WHAT TO DO.
Print all records exactly, leaving nothing out.

DATA FOR THE TASK.
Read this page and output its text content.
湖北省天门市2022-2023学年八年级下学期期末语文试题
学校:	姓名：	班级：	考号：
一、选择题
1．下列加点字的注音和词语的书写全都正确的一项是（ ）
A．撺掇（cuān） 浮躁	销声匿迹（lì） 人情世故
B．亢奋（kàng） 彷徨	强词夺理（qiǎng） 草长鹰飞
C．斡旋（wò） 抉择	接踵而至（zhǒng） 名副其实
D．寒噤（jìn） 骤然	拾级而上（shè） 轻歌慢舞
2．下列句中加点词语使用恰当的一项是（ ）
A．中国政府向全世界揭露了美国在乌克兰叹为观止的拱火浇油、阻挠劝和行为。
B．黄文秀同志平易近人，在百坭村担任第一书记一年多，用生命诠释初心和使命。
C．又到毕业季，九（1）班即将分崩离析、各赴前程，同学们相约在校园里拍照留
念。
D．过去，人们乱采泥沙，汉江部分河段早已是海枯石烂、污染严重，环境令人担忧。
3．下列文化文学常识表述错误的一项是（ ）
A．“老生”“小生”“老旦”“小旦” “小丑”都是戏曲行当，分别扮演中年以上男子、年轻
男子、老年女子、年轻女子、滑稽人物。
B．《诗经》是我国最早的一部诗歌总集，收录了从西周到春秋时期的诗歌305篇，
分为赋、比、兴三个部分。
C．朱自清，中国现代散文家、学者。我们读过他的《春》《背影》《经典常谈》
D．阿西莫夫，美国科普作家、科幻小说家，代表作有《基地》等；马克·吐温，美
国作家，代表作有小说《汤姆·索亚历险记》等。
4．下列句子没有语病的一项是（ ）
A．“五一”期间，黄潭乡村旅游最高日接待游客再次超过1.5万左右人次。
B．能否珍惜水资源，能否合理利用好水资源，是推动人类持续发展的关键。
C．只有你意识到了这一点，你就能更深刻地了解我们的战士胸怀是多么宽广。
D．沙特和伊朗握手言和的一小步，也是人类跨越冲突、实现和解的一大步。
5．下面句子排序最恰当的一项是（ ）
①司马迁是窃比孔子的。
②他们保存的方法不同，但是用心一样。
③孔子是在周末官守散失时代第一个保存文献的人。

FINAL RESULT.
Read this page and output its text content.
湖北省天门市2022-2023学年八年级下学期期末语文试题
学校:	姓名：	班级：	考号：
一、选择题
1．下列加点字的注音和词语的书写全都正确的一项是（ ）
A．撺掇（cuān） 浮躁	销声匿迹（lì） 人情世故
B．亢奋（kàng） 彷徨	强词夺理（qiǎng） 草长鹰飞
C．斡旋（wò） 抉择	接踵而至（zhǒng） 名副其实
D．寒噤（jìn） 骤然	拾级而上（shè） 轻歌慢舞
2．下列句中加点词语使用恰当的一项是（ ）
A．中国政府向全世界揭露了美国在乌克兰叹为观止的拱火浇油、阻挠劝和行为。
B．黄文秀同志平易近人，在百坭村担任第一书记一年多，用生命诠释初心和使命。
C．又到毕业季，九（1）班即将分崩离析、各赴前程，同学们相约在校园里拍照留
念。
D．过去，人们乱采泥沙，汉江部分河段早已是海枯石烂、污染严重，环境令人担忧。
3．下列文化文学常识表述错误的一项是（ ）
A．“老生”“小生”“老旦”“小旦” “小丑”都是戏曲行当，分别扮演中年以上男子、年轻
男子、老年女子、年轻女子、滑稽人物。
B．《诗经》是我国最早的一部诗歌总集，收录了从西周到春秋时期的诗歌305篇，
分为赋、比、兴三个部分。
C．朱自清，中国现代散文家、学者。我们读过他的《春》《背影》《经典常谈》
D．阿西莫夫，美国科普作家、科幻小说家，代表作有《基地》等；马克·吐温，美
国作家，代表作有小说《汤姆·索亚历险记》等。
4．下列句子没有语病的一项是（ ）
A．“五一”期间，黄潭乡村旅游最高日接待游客再次超过1.5万左右人次。
B．能否珍惜水资源，能否合理利用好水资源，是推动人类持续发展的关键。
C．只有你意识到了这一点，你就能更深刻地了解我们的战士胸怀是多么宽广。
D．沙特和伊朗握手言和的一小步，也是人类跨越冲突、实现和解的一大步。
5．下面句子排序最恰当的一项是（ ）
①司马迁是窃比孔子的。
②他们保存的方法不同，但是用心一样。
③孔子是在周末官守散失时代第一个保存文献的人。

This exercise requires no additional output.